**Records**
┄┄┄┄┄┄┄┄┄┄
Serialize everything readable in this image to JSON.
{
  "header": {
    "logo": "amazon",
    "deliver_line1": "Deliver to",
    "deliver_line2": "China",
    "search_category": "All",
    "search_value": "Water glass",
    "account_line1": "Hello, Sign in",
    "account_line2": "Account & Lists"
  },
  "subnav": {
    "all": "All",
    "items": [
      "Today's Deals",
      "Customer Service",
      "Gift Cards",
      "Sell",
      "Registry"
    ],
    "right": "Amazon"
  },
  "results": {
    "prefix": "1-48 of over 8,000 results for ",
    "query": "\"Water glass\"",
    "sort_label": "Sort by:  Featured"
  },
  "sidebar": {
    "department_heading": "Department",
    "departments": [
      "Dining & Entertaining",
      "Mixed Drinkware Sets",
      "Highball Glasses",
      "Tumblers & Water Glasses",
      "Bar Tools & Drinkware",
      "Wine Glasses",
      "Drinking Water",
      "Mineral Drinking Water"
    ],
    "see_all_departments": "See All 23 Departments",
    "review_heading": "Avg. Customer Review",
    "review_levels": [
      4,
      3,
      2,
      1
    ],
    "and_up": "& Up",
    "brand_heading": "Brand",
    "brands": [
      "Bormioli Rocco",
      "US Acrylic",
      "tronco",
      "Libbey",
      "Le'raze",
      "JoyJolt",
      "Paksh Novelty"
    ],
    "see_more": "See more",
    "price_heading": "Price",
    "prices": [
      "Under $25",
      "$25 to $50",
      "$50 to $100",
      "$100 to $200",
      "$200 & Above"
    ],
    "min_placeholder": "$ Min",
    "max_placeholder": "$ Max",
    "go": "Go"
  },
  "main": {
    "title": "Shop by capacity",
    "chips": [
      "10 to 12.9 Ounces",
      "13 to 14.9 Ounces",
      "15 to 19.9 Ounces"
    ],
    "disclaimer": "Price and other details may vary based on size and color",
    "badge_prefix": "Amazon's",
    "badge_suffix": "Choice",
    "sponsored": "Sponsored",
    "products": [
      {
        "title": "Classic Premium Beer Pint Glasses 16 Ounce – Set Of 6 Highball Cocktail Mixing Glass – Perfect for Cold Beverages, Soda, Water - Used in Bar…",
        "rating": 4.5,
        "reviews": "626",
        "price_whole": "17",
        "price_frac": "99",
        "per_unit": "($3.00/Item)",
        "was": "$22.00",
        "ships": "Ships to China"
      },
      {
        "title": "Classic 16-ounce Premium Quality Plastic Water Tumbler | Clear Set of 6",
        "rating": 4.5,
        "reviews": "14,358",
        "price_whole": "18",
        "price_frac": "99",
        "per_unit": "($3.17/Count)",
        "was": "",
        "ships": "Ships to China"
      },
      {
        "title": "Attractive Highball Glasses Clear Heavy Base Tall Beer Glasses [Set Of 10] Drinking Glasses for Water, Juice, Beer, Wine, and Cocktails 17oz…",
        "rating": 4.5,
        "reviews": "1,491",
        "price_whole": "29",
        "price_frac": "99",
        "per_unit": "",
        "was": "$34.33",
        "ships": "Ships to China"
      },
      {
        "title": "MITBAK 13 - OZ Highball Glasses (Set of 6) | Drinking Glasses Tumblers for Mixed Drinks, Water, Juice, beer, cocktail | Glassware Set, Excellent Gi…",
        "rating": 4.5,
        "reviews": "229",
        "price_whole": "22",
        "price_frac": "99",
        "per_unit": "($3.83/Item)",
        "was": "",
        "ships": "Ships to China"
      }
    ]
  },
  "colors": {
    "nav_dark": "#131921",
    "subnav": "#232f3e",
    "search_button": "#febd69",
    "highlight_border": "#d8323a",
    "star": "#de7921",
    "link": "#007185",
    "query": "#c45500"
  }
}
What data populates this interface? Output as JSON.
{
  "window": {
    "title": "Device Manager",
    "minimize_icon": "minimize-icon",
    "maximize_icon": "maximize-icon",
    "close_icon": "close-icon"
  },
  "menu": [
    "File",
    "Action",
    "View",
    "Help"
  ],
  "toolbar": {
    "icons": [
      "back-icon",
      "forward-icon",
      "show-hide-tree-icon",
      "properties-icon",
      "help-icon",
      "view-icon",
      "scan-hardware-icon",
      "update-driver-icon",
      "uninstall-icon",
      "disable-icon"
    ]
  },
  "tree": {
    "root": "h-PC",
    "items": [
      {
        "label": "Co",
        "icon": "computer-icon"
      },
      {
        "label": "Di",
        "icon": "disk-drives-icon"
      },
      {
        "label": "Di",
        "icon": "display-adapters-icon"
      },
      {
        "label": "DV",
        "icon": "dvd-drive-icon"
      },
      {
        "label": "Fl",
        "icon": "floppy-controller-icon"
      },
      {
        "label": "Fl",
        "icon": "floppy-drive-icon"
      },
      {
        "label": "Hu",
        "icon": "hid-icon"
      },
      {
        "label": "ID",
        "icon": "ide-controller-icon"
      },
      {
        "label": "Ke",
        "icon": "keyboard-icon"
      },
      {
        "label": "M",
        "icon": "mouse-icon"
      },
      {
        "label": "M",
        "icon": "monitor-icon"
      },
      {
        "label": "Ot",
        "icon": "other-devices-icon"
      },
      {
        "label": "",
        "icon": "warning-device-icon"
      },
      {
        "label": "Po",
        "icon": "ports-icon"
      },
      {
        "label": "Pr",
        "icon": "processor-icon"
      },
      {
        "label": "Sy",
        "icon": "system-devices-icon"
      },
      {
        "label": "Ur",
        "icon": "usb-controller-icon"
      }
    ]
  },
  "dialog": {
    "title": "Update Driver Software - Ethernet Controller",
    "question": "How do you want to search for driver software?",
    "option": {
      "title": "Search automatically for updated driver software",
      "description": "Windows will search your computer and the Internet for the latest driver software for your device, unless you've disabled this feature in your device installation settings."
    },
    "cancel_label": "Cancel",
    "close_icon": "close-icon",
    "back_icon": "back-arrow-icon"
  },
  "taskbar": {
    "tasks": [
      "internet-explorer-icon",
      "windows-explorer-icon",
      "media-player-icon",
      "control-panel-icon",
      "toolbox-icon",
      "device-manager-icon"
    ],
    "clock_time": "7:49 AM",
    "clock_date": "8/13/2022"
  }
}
┄┄┄┄┄┄┄┄┄┄
**Task prompt**
Provide an exact reproduction of all the entries shown above.

**The solution**
Serialize everything readable in this image to JSON.
{
  "header": {
    "logo": "amazon",
    "deliver_line1": "Deliver to",
    "deliver_line2": "China",
    "search_category": "All",
    "search_value": "Water glass",
    "account_line1": "Hello, Sign in",
    "account_line2": "Account & Lists"
  },
  "subnav": {
    "all": "All",
    "items": [
      "Today's Deals",
      "Customer Service",
      "Gift Cards",
      "Sell",
      "Registry"
    ],
    "right": "Amazon"
  },
  "results": {
    "prefix": "1-48 of over 8,000 results for ",
    "query": "\"Water glass\"",
    "sort_label": "Sort by:  Featured"
  },
  "sidebar": {
    "department_heading": "Department",
    "departments": [
      "Dining & Entertaining",
      "Mixed Drinkware Sets",
      "Highball Glasses",
      "Tumblers & Water Glasses",
      "Bar Tools & Drinkware",
      "Wine Glasses",
      "Drinking Water",
      "Mineral Drinking Water"
    ],
    "see_all_departments": "See All 23 Departments",
    "review_heading": "Avg. Customer Review",
    "review_levels": [
      4,
      3,
      2,
      1
    ],
    "and_up": "& Up",
    "brand_heading": "Brand",
    "brands": [
      "Bormioli Rocco",
      "US Acrylic",
      "tronco",
      "Libbey",
      "Le'raze",
      "JoyJolt",
      "Paksh Novelty"
    ],
    "see_more": "See more",
    "price_heading": "Price",
    "prices": [
      "Under $25",
      "$25 to $50",
      "$50 to $100",
      "$100 to $200",
      "$200 & Above"
    ],
    "min_placeholder": "$ Min",
    "max_placeholder": "$ Max",
    "go": "Go"
  },
  "main": {
    "title": "Shop by capacity",
    "chips": [
      "10 to 12.9 Ounces",
      "13 to 14.9 Ounces",
      "15 to 19.9 Ounces"
    ],
    "disclaimer": "Price and other details may vary based on size and color",
    "badge_prefix": "Amazon's",
    "badge_suffix": "Choice",
    "sponsored": "Sponsored",
    "products": [
      {
        "title": "Classic Premium Beer Pint Glasses 16 Ounce – Set Of 6 Highball Cocktail Mixing Glass – Perfect for Cold Beverages, Soda, Water - Used in Bar…",
        "rating": 4.5,
        "reviews": "626",
        "price_whole": "17",
        "price_frac": "99",
        "per_unit": "($3.00/Item)",
        "was": "$22.00",
        "ships": "Ships to China"
      },
      {
        "title": "Classic 16-ounce Premium Quality Plastic Water Tumbler | Clear Set of 6",
        "rating": 4.5,
        "reviews": "14,358",
        "price_whole": "18",
        "price_frac": "99",
        "per_unit": "($3.17/Count)",
        "was": "",
        "ships": "Ships to China"
      },
      {
        "title": "Attractive Highball Glasses Clear Heavy Base Tall Beer Glasses [Set Of 10] Drinking Glasses for Water, Juice, Beer, Wine, and Cocktails 17oz…",
        "rating": 4.5,
        "reviews": "1,491",
        "price_whole": "29",
        "price_frac": "99",
        "per_unit": "",
        "was": "$34.33",
        "ships": "Ships to China"
      },
      {
        "title": "MITBAK 13 - OZ Highball Glasses (Set of 6) | Drinking Glasses Tumblers for Mixed Drinks, Water, Juice, beer, cocktail | Glassware Set, Excellent Gi…",
        "rating": 4.5,
        "reviews": "229",
        "price_whole": "22",
        "price_frac": "99",
        "per_unit": "($3.83/Item)",
        "was": "",
        "ships": "Ships to China"
      }
    ]
  },
  "colors": {
    "nav_dark": "#131921",
    "subnav": "#232f3e",
    "search_button": "#febd69",
    "highlight_border": "#d8323a",
    "star": "#de7921",
    "link": "#007185",
    "query": "#c45500"
  }
}
What data populates this interface? Output as JSON.
{
  "window": {
    "title": "Device Manager",
    "minimize_icon": "minimize-icon",
    "maximize_icon": "maximize-icon",
    "close_icon": "close-icon"
  },
  "menu": [
    "File",
    "Action",
    "View",
    "Help"
  ],
  "toolbar": {
    "icons": [
      "back-icon",
      "forward-icon",
      "show-hide-tree-icon",
      "properties-icon",
      "help-icon",
      "view-icon",
      "scan-hardware-icon",
      "update-driver-icon",
      "uninstall-icon",
      "disable-icon"
    ]
  },
  "tree": {
    "root": "h-PC",
    "items": [
      {
        "label": "Co",
        "icon": "computer-icon"
      },
      {
        "label": "Di",
        "icon": "disk-drives-icon"
      },
      {
        "label": "Di",
        "icon": "display-adapters-icon"
      },
      {
        "label": "DV",
        "icon": "dvd-drive-icon"
      },
      {
        "label": "Fl",
        "icon": "floppy-controller-icon"
      },
      {
        "label": "Fl",
        "icon": "floppy-drive-icon"
      },
      {
        "label": "Hu",
        "icon": "hid-icon"
      },
      {
        "label": "ID",
        "icon": "ide-controller-icon"
      },
      {
        "label": "Ke",
        "icon": "keyboard-icon"
      },
      {
        "label": "M",
        "icon": "mouse-icon"
      },
      {
        "label": "M",
        "icon": "monitor-icon"
      },
      {
        "label": "Ot",
        "icon": "other-devices-icon"
      },
      {
        "label": "",
        "icon": "warning-device-icon"
      },
      {
        "label": "Po",
        "icon": "ports-icon"
      },
      {
        "label": "Pr",
        "icon": "processor-icon"
      },
      {
        "label": "Sy",
        "icon": "system-devices-icon"
      },
      {
        "label": "Ur",
        "icon": "usb-controller-icon"
      }
    ]
  },
  "dialog": {
    "title": "Update Driver Software - Ethernet Controller",
    "question": "How do you want to search for driver software?",
    "option": {
      "title": "Search automatically for updated driver software",
      "description": "Windows will search your computer and the Internet for the latest driver software for your device, unless you've disabled this feature in your device installation settings."
    },
    "cancel_label": "Cancel",
    "close_icon": "close-icon",
    "back_icon": "back-arrow-icon"
  },
  "taskbar": {
    "tasks": [
      "internet-explorer-icon",
      "windows-explorer-icon",
      "media-player-icon",
      "control-panel-icon",
      "toolbox-icon",
      "device-manager-icon"
    ],
    "clock_time": "7:49 AM",
    "clock_date": "8/13/2022"
  }
}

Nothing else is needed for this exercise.